Copy each line of the records that contains the word "SAVE".

--- Start Supplied records ---

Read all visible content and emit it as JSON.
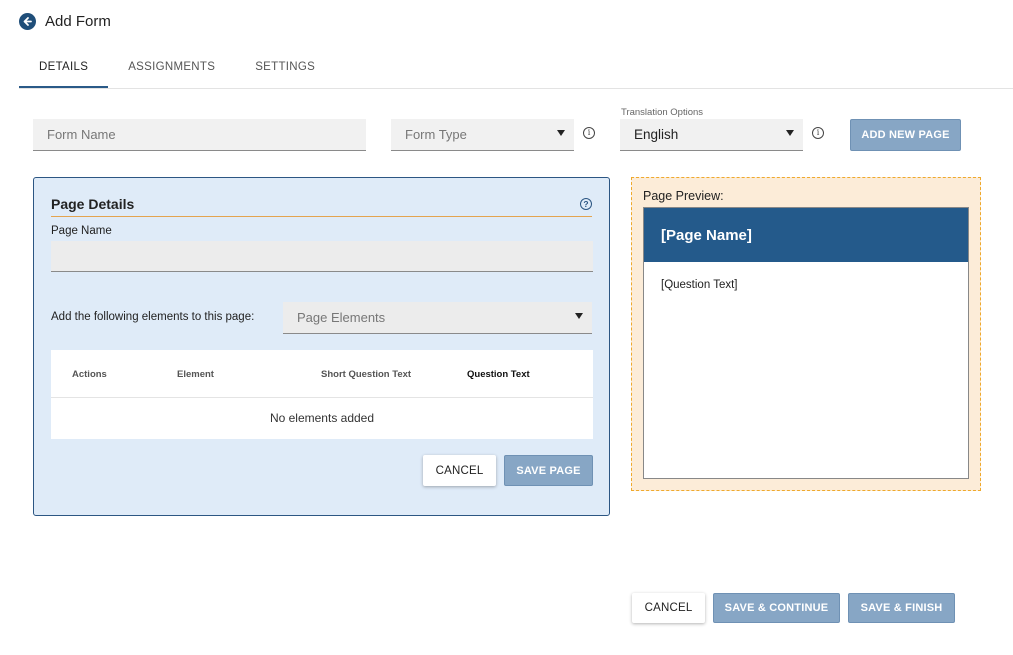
{
  "header": {
    "title": "Add Form"
  },
  "tabs": [
    "DETAILS",
    "ASSIGNMENTS",
    "SETTINGS"
  ],
  "form": {
    "name_placeholder": "Form Name",
    "type_placeholder": "Form Type",
    "translation_label": "Translation Options",
    "translation_value": "English",
    "add_page_label": "ADD NEW PAGE"
  },
  "page_details": {
    "title": "Page Details",
    "page_name_label": "Page Name",
    "elements_label": "Add the following elements to this page:",
    "elements_placeholder": "Page Elements",
    "table": {
      "columns": [
        "Actions",
        "Element",
        "Short Question Text",
        "Question Text"
      ],
      "empty_text": "No elements added"
    },
    "cancel_label": "CANCEL",
    "save_label": "SAVE PAGE"
  },
  "preview": {
    "label": "Page Preview:",
    "page_name": "[Page Name]",
    "question_text": "[Question Text]"
  },
  "footer": {
    "cancel_label": "CANCEL",
    "save_continue_label": "SAVE & CONTINUE",
    "save_finish_label": "SAVE & FINISH"
  },
  "icons": {
    "back": "arrow-left-circle-icon",
    "info": "info-icon",
    "help": "question-circle-icon",
    "dropdown": "caret-down-icon"
  },
  "colors": {
    "primary": "#245a8b",
    "button_disabled": "#87a6c5",
    "panel_bg": "#dfebf8",
    "preview_bg": "#fcecd8",
    "accent_orange": "#efa92c"
  }
}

--- End Supplied records ---

_Answer for the task_
    "save_label": "SAVE PAGE"
    "save_continue_label": "SAVE & CONTINUE",
    "save_finish_label": "SAVE & FINISH"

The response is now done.